(Exercise directions) Type out the data exactly as given. Skip any image.

start Source data

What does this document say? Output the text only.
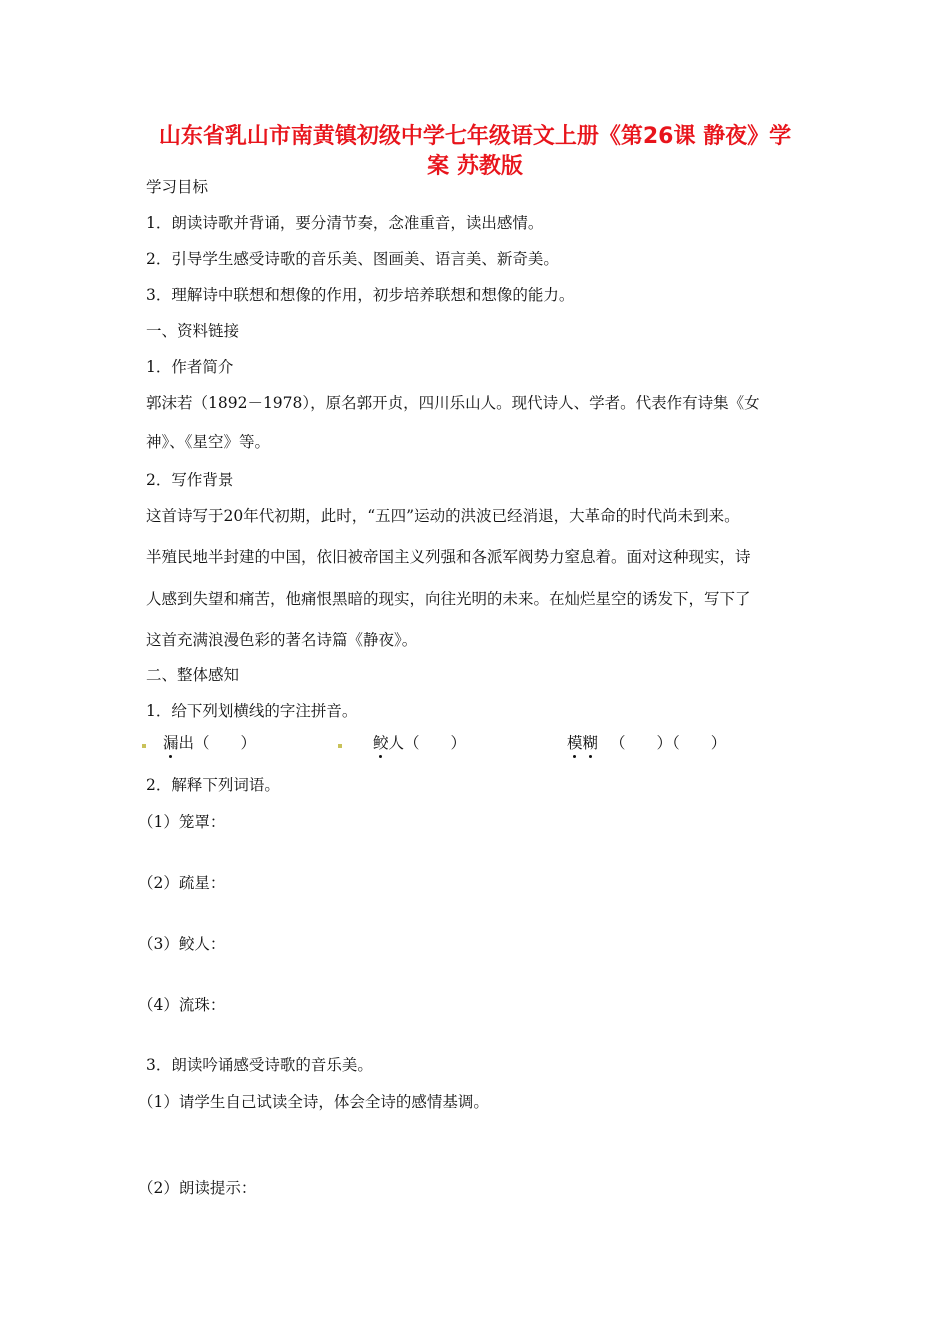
山东省乳山市南黄镇初级中学七年级语文上册《第26课 静夜》学
案 苏教版
学习目标
1．朗读诗歌并背诵，要分清节奏，念准重音，读出感情。
2．引导学生感受诗歌的音乐美、图画美、语言美、新奇美。
3．理解诗中联想和想像的作用，初步培养联想和想像的能力。
一、资料链接
1．作者简介
郭沫若（1892－1978），原名郭开贞，四川乐山人。现代诗人、学者。代表作有诗集《女
神》、《星空》等。
2．写作背景
这首诗写于20年代初期，此时，“五四”运动的洪波已经消退，大革命的时代尚未到来。
半殖民地半封建的中国，依旧被帝国主义列强和各派军阀势力窒息着。面对这种现实，诗
人感到失望和痛苦，他痛恨黑暗的现实，向往光明的未来。在灿烂星空的诱发下，写下了
这首充满浪漫色彩的著名诗篇《静夜》。
二、整体感知
1．给下列划横线的字注拼音。
漏出（　　）	鲛人（　　）	模糊 （　　）（　　）
2．解释下列词语。
（1）笼罩：
（2）疏星：
（3）鲛人：
（4）流珠：
3．朗读吟诵感受诗歌的音乐美。
（1）请学生自己试读全诗，体会全诗的感情基调。
（2）朗读提示：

end Source data

(Solution for this task)
What does this document say? Output the text only.
山东省乳山市南黄镇初级中学七年级语文上册《第26课 静夜》学
案 苏教版
学习目标
1．朗读诗歌并背诵，要分清节奏，念准重音，读出感情。
2．引导学生感受诗歌的音乐美、图画美、语言美、新奇美。
3．理解诗中联想和想像的作用，初步培养联想和想像的能力。
一、资料链接
1．作者简介
郭沫若（1892－1978），原名郭开贞，四川乐山人。现代诗人、学者。代表作有诗集《女
神》、《星空》等。
2．写作背景
这首诗写于20年代初期，此时，“五四”运动的洪波已经消退，大革命的时代尚未到来。
半殖民地半封建的中国，依旧被帝国主义列强和各派军阀势力窒息着。面对这种现实，诗
人感到失望和痛苦，他痛恨黑暗的现实，向往光明的未来。在灿烂星空的诱发下，写下了
这首充满浪漫色彩的著名诗篇《静夜》。
二、整体感知
1．给下列划横线的字注拼音。
漏出（　　）	鲛人（　　）	模糊 （　　）（　　）
2．解释下列词语。
（1）笼罩：
（2）疏星：
（3）鲛人：
（4）流珠：
3．朗读吟诵感受诗歌的音乐美。
（1）请学生自己试读全诗，体会全诗的感情基调。
（2）朗读提示：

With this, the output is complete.